Your task: Output the full material exactly as it appears here.

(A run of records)
>>>>

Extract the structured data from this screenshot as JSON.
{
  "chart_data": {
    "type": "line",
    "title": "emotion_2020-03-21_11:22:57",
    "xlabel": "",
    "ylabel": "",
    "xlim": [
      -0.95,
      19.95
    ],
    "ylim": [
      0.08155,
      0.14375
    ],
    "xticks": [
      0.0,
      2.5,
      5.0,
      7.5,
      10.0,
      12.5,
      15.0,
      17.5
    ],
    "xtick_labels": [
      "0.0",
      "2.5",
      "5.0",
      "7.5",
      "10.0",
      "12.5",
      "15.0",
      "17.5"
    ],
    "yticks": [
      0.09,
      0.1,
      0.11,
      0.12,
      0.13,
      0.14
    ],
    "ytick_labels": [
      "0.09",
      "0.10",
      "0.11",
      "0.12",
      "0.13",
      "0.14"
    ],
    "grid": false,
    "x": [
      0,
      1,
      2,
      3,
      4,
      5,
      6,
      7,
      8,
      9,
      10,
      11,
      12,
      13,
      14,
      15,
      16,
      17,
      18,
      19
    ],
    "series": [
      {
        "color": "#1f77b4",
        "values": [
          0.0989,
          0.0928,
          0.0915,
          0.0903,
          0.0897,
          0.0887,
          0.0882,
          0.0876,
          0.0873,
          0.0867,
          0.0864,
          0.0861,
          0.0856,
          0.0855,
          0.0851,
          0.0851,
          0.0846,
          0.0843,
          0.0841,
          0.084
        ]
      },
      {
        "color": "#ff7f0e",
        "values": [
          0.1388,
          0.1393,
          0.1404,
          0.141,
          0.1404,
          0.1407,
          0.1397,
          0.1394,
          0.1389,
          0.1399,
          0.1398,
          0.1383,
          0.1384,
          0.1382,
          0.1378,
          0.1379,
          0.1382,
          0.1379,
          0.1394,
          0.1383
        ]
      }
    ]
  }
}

<<<<

Answer to the task:
Extract the structured data from this screenshot as JSON.
{
  "chart_data": {
    "type": "line",
    "title": "emotion_2020-03-21_11:22:57",
    "xlabel": "",
    "ylabel": "",
    "xlim": [
      -0.95,
      19.95
    ],
    "ylim": [
      0.08155,
      0.14375
    ],
    "xticks": [
      0.0,
      2.5,
      5.0,
      7.5,
      10.0,
      12.5,
      15.0,
      17.5
    ],
    "xtick_labels": [
      "0.0",
      "2.5",
      "5.0",
      "7.5",
      "10.0",
      "12.5",
      "15.0",
      "17.5"
    ],
    "yticks": [
      0.09,
      0.1,
      0.11,
      0.12,
      0.13,
      0.14
    ],
    "ytick_labels": [
      "0.09",
      "0.10",
      "0.11",
      "0.12",
      "0.13",
      "0.14"
    ],
    "grid": false,
    "x": [
      0,
      1,
      2,
      3,
      4,
      5,
      6,
      7,
      8,
      9,
      10,
      11,
      12,
      13,
      14,
      15,
      16,
      17,
      18,
      19
    ],
    "series": [
      {
        "color": "#1f77b4",
        "values": [
          0.0989,
          0.0928,
          0.0915,
          0.0903,
          0.0897,
          0.0887,
          0.0882,
          0.0876,
          0.0873,
          0.0867,
          0.0864,
          0.0861,
          0.0856,
          0.0855,
          0.0851,
          0.0851,
          0.0846,
          0.0843,
          0.0841,
          0.084
        ]
      },
      {
        "color": "#ff7f0e",
        "values": [
          0.1388,
          0.1393,
          0.1404,
          0.141,
          0.1404,
          0.1407,
          0.1397,
          0.1394,
          0.1389,
          0.1399,
          0.1398,
          0.1383,
          0.1384,
          0.1382,
          0.1378,
          0.1379,
          0.1382,
          0.1379,
          0.1394,
          0.1383
        ]
      }
    ]
  }
}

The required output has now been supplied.